Exercise materials
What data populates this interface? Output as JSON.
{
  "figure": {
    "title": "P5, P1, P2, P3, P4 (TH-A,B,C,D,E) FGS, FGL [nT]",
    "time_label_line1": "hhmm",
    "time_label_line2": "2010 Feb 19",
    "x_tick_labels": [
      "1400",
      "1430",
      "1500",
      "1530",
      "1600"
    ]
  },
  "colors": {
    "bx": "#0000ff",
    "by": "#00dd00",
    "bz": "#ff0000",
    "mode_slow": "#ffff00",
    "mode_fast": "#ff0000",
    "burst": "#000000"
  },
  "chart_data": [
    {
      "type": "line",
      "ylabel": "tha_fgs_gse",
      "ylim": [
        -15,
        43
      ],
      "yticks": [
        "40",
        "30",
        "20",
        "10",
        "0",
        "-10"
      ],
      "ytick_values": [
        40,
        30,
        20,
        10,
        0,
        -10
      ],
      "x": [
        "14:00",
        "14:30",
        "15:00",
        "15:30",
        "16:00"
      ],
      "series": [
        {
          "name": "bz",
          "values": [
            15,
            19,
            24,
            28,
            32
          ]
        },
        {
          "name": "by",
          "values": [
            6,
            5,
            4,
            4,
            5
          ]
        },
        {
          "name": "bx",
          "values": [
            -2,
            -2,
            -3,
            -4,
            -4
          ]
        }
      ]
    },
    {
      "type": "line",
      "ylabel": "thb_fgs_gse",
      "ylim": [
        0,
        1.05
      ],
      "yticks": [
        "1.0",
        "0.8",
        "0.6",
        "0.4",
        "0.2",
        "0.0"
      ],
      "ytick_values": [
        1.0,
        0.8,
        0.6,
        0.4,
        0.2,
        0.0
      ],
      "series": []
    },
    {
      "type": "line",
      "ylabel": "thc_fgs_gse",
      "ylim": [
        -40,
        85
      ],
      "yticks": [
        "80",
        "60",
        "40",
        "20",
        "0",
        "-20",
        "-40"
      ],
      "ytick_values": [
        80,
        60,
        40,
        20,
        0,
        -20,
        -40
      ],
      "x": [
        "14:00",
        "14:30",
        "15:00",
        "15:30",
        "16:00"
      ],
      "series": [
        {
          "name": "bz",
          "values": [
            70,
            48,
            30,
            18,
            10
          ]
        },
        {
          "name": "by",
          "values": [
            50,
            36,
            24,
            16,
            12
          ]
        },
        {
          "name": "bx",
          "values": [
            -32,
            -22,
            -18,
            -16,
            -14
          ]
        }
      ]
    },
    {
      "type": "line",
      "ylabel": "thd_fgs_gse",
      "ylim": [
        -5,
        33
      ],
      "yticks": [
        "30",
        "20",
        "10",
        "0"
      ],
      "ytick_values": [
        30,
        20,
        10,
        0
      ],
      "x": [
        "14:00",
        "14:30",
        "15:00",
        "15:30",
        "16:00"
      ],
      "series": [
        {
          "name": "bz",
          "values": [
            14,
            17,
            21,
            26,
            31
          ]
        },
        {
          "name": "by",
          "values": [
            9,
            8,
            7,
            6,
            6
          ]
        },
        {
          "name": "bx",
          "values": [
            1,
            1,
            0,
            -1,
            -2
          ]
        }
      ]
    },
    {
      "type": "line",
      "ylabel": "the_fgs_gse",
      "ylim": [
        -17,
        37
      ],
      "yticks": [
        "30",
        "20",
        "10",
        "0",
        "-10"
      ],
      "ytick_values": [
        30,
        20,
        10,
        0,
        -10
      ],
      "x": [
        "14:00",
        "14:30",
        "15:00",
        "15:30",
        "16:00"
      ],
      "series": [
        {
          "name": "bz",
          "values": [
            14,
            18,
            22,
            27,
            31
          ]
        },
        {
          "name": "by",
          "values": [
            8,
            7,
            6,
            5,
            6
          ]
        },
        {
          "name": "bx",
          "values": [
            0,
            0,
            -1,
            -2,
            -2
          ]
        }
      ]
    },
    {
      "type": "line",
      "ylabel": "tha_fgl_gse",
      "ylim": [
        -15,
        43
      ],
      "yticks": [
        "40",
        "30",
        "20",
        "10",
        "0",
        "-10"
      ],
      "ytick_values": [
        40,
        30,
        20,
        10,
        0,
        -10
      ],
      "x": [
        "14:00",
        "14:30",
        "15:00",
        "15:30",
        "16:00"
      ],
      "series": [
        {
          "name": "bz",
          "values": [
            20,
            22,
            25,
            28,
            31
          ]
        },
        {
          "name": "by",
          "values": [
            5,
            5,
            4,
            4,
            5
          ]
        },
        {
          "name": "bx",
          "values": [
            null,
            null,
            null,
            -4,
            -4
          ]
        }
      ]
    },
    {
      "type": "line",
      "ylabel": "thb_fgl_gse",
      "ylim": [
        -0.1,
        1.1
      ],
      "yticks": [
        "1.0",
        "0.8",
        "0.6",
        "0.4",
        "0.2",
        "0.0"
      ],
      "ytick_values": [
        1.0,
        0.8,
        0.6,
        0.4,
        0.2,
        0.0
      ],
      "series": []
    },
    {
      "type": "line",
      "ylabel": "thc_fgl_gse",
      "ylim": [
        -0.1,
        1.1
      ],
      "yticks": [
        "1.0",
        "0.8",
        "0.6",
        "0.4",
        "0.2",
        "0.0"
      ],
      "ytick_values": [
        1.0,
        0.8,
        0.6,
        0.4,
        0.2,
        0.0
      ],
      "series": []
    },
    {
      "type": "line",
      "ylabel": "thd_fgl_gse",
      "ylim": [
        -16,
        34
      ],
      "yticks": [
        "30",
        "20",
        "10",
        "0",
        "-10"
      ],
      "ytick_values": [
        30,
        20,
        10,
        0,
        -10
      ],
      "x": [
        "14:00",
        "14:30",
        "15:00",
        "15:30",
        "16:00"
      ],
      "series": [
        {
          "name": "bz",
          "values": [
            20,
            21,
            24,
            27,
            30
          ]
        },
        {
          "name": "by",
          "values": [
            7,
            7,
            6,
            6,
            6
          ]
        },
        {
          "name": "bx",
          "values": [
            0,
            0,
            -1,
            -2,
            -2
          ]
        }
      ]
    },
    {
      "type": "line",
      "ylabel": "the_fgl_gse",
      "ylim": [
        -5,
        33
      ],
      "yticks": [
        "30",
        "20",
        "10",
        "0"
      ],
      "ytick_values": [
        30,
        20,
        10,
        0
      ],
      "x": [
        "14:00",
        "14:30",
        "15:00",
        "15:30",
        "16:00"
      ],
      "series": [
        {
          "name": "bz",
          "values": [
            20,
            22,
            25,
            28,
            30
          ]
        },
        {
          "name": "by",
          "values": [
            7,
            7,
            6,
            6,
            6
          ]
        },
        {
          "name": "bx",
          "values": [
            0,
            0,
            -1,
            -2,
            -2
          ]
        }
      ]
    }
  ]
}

Challenge
Transcribe the entire listing above precisely.

Output
What data populates this interface? Output as JSON.
{
  "figure": {
    "title": "P5, P1, P2, P3, P4 (TH-A,B,C,D,E) FGS, FGL [nT]",
    "time_label_line1": "hhmm",
    "time_label_line2": "2010 Feb 19",
    "x_tick_labels": [
      "1400",
      "1430",
      "1500",
      "1530",
      "1600"
    ]
  },
  "colors": {
    "bx": "#0000ff",
    "by": "#00dd00",
    "bz": "#ff0000",
    "mode_slow": "#ffff00",
    "mode_fast": "#ff0000",
    "burst": "#000000"
  },
  "chart_data": [
    {
      "type": "line",
      "ylabel": "tha_fgs_gse",
      "ylim": [
        -15,
        43
      ],
      "yticks": [
        "40",
        "30",
        "20",
        "10",
        "0",
        "-10"
      ],
      "ytick_values": [
        40,
        30,
        20,
        10,
        0,
        -10
      ],
      "x": [
        "14:00",
        "14:30",
        "15:00",
        "15:30",
        "16:00"
      ],
      "series": [
        {
          "name": "bz",
          "values": [
            15,
            19,
            24,
            28,
            32
          ]
        },
        {
          "name": "by",
          "values": [
            6,
            5,
            4,
            4,
            5
          ]
        },
        {
          "name": "bx",
          "values": [
            -2,
            -2,
            -3,
            -4,
            -4
          ]
        }
      ]
    },
    {
      "type": "line",
      "ylabel": "thb_fgs_gse",
      "ylim": [
        0,
        1.05
      ],
      "yticks": [
        "1.0",
        "0.8",
        "0.6",
        "0.4",
        "0.2",
        "0.0"
      ],
      "ytick_values": [
        1.0,
        0.8,
        0.6,
        0.4,
        0.2,
        0.0
      ],
      "series": []
    },
    {
      "type": "line",
      "ylabel": "thc_fgs_gse",
      "ylim": [
        -40,
        85
      ],
      "yticks": [
        "80",
        "60",
        "40",
        "20",
        "0",
        "-20",
        "-40"
      ],
      "ytick_values": [
        80,
        60,
        40,
        20,
        0,
        -20,
        -40
      ],
      "x": [
        "14:00",
        "14:30",
        "15:00",
        "15:30",
        "16:00"
      ],
      "series": [
        {
          "name": "bz",
          "values": [
            70,
            48,
            30,
            18,
            10
          ]
        },
        {
          "name": "by",
          "values": [
            50,
            36,
            24,
            16,
            12
          ]
        },
        {
          "name": "bx",
          "values": [
            -32,
            -22,
            -18,
            -16,
            -14
          ]
        }
      ]
    },
    {
      "type": "line",
      "ylabel": "thd_fgs_gse",
      "ylim": [
        -5,
        33
      ],
      "yticks": [
        "30",
        "20",
        "10",
        "0"
      ],
      "ytick_values": [
        30,
        20,
        10,
        0
      ],
      "x": [
        "14:00",
        "14:30",
        "15:00",
        "15:30",
        "16:00"
      ],
      "series": [
        {
          "name": "bz",
          "values": [
            14,
            17,
            21,
            26,
            31
          ]
        },
        {
          "name": "by",
          "values": [
            9,
            8,
            7,
            6,
            6
          ]
        },
        {
          "name": "bx",
          "values": [
            1,
            1,
            0,
            -1,
            -2
          ]
        }
      ]
    },
    {
      "type": "line",
      "ylabel": "the_fgs_gse",
      "ylim": [
        -17,
        37
      ],
      "yticks": [
        "30",
        "20",
        "10",
        "0",
        "-10"
      ],
      "ytick_values": [
        30,
        20,
        10,
        0,
        -10
      ],
      "x": [
        "14:00",
        "14:30",
        "15:00",
        "15:30",
        "16:00"
      ],
      "series": [
        {
          "name": "bz",
          "values": [
            14,
            18,
            22,
            27,
            31
          ]
        },
        {
          "name": "by",
          "values": [
            8,
            7,
            6,
            5,
            6
          ]
        },
        {
          "name": "bx",
          "values": [
            0,
            0,
            -1,
            -2,
            -2
          ]
        }
      ]
    },
    {
      "type": "line",
      "ylabel": "tha_fgl_gse",
      "ylim": [
        -15,
        43
      ],
      "yticks": [
        "40",
        "30",
        "20",
        "10",
        "0",
        "-10"
      ],
      "ytick_values": [
        40,
        30,
        20,
        10,
        0,
        -10
      ],
      "x": [
        "14:00",
        "14:30",
        "15:00",
        "15:30",
        "16:00"
      ],
      "series": [
        {
          "name": "bz",
          "values": [
            20,
            22,
            25,
            28,
            31
          ]
        },
        {
          "name": "by",
          "values": [
            5,
            5,
            4,
            4,
            5
          ]
        },
        {
          "name": "bx",
          "values": [
            null,
            null,
            null,
            -4,
            -4
          ]
        }
      ]
    },
    {
      "type": "line",
      "ylabel": "thb_fgl_gse",
      "ylim": [
        -0.1,
        1.1
      ],
      "yticks": [
        "1.0",
        "0.8",
        "0.6",
        "0.4",
        "0.2",
        "0.0"
      ],
      "ytick_values": [
        1.0,
        0.8,
        0.6,
        0.4,
        0.2,
        0.0
      ],
      "series": []
    },
    {
      "type": "line",
      "ylabel": "thc_fgl_gse",
      "ylim": [
        -0.1,
        1.1
      ],
      "yticks": [
        "1.0",
        "0.8",
        "0.6",
        "0.4",
        "0.2",
        "0.0"
      ],
      "ytick_values": [
        1.0,
        0.8,
        0.6,
        0.4,
        0.2,
        0.0
      ],
      "series": []
    },
    {
      "type": "line",
      "ylabel": "thd_fgl_gse",
      "ylim": [
        -16,
        34
      ],
      "yticks": [
        "30",
        "20",
        "10",
        "0",
        "-10"
      ],
      "ytick_values": [
        30,
        20,
        10,
        0,
        -10
      ],
      "x": [
        "14:00",
        "14:30",
        "15:00",
        "15:30",
        "16:00"
      ],
      "series": [
        {
          "name": "bz",
          "values": [
            20,
            21,
            24,
            27,
            30
          ]
        },
        {
          "name": "by",
          "values": [
            7,
            7,
            6,
            6,
            6
          ]
        },
        {
          "name": "bx",
          "values": [
            0,
            0,
            -1,
            -2,
            -2
          ]
        }
      ]
    },
    {
      "type": "line",
      "ylabel": "the_fgl_gse",
      "ylim": [
        -5,
        33
      ],
      "yticks": [
        "30",
        "20",
        "10",
        "0"
      ],
      "ytick_values": [
        30,
        20,
        10,
        0
      ],
      "x": [
        "14:00",
        "14:30",
        "15:00",
        "15:30",
        "16:00"
      ],
      "series": [
        {
          "name": "bz",
          "values": [
            20,
            22,
            25,
            28,
            30
          ]
        },
        {
          "name": "by",
          "values": [
            7,
            7,
            6,
            6,
            6
          ]
        },
        {
          "name": "bx",
          "values": [
            0,
            0,
            -1,
            -2,
            -2
          ]
        }
      ]
    }
  ]
}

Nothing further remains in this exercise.